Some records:
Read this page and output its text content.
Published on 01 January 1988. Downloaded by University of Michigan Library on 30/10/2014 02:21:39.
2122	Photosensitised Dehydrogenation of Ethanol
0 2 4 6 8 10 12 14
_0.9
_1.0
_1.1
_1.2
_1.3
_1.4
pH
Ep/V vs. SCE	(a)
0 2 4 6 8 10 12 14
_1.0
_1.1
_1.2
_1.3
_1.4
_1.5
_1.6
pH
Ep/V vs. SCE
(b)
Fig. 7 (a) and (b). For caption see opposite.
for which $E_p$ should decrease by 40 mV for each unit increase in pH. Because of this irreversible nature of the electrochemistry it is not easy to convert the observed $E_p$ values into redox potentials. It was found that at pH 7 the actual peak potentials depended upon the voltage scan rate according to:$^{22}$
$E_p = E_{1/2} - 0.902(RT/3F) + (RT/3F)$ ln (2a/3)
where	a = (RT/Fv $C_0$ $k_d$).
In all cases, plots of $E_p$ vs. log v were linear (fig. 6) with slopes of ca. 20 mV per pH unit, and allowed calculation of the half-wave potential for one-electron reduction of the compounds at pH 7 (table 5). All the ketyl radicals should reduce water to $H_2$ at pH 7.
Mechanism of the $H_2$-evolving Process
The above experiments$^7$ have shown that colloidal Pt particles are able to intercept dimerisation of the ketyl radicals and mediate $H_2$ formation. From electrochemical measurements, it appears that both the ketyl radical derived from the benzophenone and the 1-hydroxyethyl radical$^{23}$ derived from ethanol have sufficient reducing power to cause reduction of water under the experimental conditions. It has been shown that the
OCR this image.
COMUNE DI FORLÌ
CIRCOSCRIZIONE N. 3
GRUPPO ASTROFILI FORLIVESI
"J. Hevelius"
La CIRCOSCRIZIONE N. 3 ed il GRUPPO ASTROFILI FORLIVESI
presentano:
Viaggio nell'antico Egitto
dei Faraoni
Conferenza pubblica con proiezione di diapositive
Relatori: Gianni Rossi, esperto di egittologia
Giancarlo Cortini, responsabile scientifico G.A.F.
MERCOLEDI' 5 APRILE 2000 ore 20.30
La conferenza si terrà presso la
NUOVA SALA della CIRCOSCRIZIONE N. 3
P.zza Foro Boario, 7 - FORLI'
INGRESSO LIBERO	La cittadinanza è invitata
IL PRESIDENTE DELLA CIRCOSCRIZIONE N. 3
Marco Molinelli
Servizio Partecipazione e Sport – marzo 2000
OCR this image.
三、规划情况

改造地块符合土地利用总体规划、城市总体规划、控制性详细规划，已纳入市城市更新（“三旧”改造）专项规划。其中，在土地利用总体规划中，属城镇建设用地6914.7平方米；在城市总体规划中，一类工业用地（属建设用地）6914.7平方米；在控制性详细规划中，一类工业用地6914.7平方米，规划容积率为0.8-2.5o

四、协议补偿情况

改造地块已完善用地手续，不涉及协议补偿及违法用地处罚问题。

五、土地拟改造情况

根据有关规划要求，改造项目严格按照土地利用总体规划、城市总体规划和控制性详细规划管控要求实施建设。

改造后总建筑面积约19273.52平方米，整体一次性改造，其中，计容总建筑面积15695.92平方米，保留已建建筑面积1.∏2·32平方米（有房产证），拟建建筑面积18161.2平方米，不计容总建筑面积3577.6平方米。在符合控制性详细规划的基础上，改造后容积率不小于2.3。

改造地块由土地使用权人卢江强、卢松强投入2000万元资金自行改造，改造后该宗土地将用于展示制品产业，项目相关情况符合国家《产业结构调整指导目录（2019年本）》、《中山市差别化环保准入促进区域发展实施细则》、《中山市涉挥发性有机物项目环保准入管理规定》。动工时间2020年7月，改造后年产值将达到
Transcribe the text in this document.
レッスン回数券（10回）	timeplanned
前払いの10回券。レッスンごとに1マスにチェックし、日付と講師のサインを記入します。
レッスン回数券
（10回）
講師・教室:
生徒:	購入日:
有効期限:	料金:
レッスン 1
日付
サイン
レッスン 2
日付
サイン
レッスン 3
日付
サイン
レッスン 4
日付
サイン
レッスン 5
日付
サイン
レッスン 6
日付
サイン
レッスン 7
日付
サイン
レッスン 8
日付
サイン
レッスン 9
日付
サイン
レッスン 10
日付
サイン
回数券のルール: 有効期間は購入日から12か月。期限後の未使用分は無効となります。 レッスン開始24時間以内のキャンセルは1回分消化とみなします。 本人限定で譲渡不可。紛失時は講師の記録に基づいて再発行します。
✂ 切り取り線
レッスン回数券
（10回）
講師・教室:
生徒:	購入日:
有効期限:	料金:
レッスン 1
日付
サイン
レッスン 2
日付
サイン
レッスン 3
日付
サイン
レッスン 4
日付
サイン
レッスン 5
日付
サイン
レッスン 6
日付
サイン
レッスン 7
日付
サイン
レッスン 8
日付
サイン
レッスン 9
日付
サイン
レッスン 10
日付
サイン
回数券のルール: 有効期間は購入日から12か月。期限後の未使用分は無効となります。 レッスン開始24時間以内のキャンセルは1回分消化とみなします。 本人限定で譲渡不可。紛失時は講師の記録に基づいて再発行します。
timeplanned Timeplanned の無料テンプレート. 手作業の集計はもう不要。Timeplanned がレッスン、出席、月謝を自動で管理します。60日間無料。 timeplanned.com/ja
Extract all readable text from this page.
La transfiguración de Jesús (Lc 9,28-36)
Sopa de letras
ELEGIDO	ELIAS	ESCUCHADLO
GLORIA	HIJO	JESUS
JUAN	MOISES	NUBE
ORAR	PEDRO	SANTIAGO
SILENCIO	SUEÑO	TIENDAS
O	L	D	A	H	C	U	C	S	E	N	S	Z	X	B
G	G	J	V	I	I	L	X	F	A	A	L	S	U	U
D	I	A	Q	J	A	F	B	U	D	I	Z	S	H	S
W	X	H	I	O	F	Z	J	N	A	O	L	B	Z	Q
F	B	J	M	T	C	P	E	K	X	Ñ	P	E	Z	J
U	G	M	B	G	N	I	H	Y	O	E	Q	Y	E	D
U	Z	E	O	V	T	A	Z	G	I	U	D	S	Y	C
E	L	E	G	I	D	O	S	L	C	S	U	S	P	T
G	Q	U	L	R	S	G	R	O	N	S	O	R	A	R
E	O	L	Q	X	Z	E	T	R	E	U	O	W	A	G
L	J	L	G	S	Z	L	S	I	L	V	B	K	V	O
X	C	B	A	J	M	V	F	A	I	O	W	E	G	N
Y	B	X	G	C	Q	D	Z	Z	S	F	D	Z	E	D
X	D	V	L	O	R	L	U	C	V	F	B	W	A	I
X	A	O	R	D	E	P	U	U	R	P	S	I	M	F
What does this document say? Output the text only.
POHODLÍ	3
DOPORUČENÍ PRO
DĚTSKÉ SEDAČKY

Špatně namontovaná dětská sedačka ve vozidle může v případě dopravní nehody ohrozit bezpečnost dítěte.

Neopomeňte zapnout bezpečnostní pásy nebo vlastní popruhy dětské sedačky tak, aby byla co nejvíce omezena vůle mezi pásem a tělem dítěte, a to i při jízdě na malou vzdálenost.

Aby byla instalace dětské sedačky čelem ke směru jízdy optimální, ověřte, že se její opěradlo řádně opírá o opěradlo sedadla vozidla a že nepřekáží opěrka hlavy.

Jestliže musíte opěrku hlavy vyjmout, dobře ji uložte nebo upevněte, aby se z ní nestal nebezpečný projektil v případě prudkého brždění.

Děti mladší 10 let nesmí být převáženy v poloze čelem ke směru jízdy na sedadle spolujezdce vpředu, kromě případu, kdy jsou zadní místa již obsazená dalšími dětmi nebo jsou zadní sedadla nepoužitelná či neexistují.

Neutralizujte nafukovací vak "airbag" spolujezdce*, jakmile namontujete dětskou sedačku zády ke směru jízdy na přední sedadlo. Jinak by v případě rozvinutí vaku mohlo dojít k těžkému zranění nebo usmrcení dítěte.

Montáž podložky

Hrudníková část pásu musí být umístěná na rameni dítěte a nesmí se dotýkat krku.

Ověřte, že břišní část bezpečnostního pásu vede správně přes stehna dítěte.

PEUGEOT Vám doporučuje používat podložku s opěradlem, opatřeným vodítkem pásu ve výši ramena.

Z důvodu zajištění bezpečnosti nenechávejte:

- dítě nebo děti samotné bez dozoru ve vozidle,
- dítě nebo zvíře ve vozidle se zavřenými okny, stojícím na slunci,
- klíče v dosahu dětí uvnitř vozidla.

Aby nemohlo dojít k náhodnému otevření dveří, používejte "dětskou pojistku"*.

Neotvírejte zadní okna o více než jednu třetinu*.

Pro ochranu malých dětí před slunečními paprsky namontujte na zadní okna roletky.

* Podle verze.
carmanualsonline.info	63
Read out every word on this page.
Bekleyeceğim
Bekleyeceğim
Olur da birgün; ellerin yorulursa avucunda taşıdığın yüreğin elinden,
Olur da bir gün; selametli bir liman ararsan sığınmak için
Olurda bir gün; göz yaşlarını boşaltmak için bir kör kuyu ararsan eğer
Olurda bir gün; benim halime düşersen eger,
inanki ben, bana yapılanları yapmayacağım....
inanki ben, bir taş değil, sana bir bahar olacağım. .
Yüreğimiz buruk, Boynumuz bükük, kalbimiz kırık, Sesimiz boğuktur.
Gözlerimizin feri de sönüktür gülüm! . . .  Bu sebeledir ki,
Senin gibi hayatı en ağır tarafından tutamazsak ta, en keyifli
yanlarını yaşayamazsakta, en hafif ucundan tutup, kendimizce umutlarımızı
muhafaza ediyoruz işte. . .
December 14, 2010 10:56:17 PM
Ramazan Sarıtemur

* _Exercise goal_
Say how many lines contain the string "için", giving nothing but the count.

* _Task output_
2